State how many lines of the data contain the word "Phạm", and write nothing besides the number.

--- Begin ---

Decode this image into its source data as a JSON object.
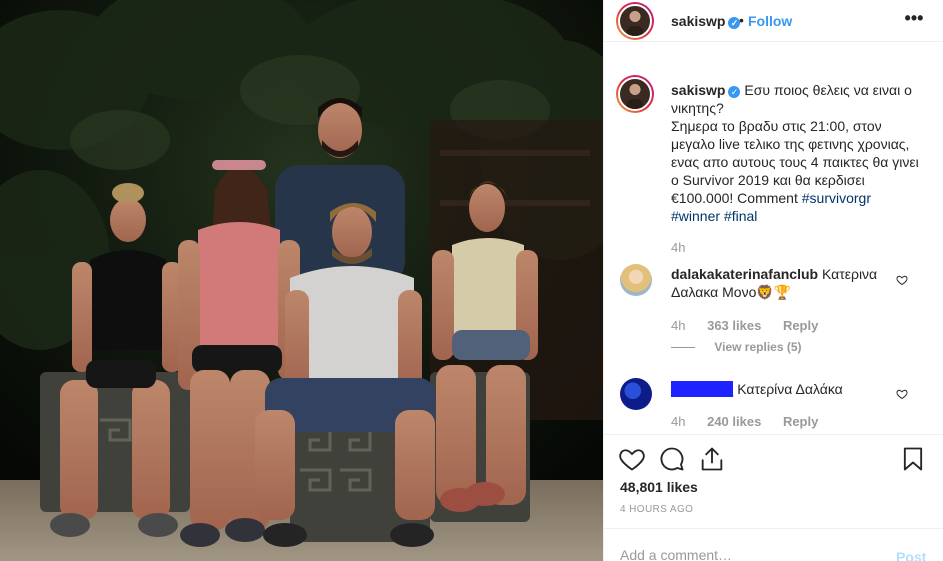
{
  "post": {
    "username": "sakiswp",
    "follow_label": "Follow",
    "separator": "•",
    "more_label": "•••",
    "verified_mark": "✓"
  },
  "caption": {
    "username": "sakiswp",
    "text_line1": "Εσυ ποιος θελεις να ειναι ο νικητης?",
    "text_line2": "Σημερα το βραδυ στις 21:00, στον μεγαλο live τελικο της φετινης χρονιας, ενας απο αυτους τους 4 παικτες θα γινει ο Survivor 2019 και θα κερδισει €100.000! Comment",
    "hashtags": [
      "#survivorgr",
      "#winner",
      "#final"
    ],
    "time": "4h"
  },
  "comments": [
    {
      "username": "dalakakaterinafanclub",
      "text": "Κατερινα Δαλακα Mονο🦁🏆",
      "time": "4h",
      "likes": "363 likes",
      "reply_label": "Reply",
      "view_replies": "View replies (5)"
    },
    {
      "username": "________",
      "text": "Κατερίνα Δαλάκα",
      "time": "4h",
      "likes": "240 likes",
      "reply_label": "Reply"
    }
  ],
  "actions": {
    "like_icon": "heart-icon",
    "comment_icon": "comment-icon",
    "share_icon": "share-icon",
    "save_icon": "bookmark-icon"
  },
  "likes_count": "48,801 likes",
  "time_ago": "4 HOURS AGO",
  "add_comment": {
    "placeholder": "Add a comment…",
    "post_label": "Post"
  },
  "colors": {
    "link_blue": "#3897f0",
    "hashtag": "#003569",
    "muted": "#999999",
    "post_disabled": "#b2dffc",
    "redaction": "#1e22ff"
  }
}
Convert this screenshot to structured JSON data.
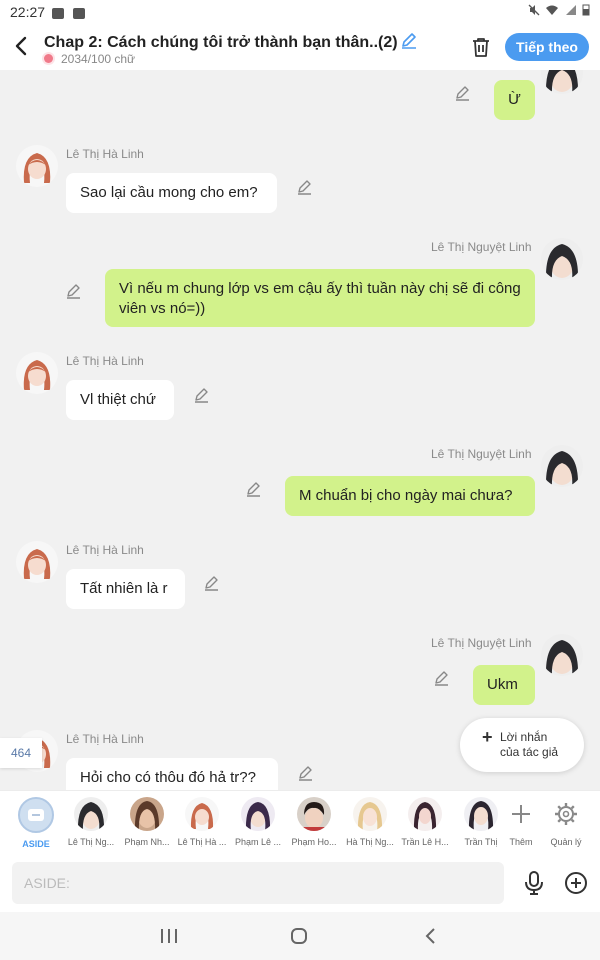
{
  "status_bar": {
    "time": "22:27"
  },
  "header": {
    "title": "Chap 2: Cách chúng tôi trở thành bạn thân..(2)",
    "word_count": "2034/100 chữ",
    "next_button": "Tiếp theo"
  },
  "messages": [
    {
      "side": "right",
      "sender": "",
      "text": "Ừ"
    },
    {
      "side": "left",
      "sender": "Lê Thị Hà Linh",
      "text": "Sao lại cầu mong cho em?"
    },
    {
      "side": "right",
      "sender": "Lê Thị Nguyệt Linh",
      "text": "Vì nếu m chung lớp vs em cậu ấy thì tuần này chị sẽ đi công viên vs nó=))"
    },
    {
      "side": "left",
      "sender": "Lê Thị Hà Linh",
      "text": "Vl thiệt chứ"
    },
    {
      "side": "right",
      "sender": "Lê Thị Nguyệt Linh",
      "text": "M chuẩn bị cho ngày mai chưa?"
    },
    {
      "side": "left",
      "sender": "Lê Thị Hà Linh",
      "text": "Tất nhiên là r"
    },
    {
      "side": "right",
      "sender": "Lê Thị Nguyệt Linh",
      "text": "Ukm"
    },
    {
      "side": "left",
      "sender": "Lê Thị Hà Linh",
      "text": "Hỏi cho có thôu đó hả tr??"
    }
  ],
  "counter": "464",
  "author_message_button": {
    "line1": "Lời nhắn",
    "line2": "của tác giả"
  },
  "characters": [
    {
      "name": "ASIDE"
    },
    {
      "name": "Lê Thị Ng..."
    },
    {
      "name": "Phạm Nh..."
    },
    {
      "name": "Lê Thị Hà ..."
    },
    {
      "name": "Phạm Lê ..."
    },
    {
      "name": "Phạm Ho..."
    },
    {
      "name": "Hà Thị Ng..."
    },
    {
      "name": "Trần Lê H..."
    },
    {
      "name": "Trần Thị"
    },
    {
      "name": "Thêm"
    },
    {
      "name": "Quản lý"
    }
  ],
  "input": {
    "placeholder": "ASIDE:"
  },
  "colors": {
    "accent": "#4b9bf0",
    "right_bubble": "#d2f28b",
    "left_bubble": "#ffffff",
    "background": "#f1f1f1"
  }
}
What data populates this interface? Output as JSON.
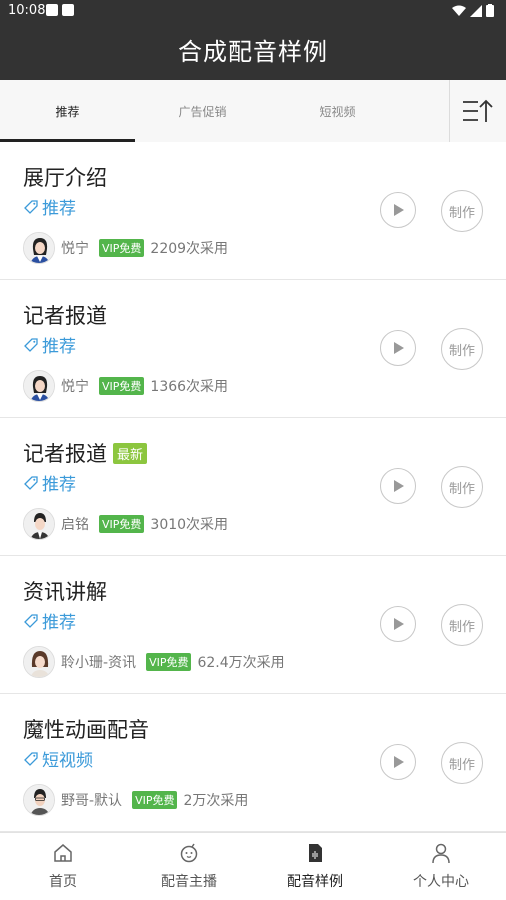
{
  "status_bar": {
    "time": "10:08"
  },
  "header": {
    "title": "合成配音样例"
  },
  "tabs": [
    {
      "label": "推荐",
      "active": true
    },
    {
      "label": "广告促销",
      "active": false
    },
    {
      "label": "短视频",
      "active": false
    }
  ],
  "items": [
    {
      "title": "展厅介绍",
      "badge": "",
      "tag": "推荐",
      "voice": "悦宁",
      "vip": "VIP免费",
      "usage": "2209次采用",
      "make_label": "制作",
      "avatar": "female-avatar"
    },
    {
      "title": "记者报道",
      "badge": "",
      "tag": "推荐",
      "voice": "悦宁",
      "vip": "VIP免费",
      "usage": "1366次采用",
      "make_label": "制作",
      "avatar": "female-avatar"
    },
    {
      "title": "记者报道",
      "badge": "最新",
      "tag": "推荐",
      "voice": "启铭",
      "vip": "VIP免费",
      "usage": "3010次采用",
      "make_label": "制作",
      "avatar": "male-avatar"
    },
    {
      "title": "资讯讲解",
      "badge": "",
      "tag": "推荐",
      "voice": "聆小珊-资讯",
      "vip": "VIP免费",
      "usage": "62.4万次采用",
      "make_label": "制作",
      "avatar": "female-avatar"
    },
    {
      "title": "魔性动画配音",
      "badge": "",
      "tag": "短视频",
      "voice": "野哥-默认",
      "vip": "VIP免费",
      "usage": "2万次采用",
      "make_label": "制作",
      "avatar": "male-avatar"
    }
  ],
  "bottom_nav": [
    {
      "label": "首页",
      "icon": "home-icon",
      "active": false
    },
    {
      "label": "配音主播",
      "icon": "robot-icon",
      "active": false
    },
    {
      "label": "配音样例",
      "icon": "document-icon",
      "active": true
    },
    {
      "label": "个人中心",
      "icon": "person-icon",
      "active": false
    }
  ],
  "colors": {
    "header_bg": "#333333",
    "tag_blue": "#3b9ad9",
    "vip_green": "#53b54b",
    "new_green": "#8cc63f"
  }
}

--- End ---

-- Written reply --
3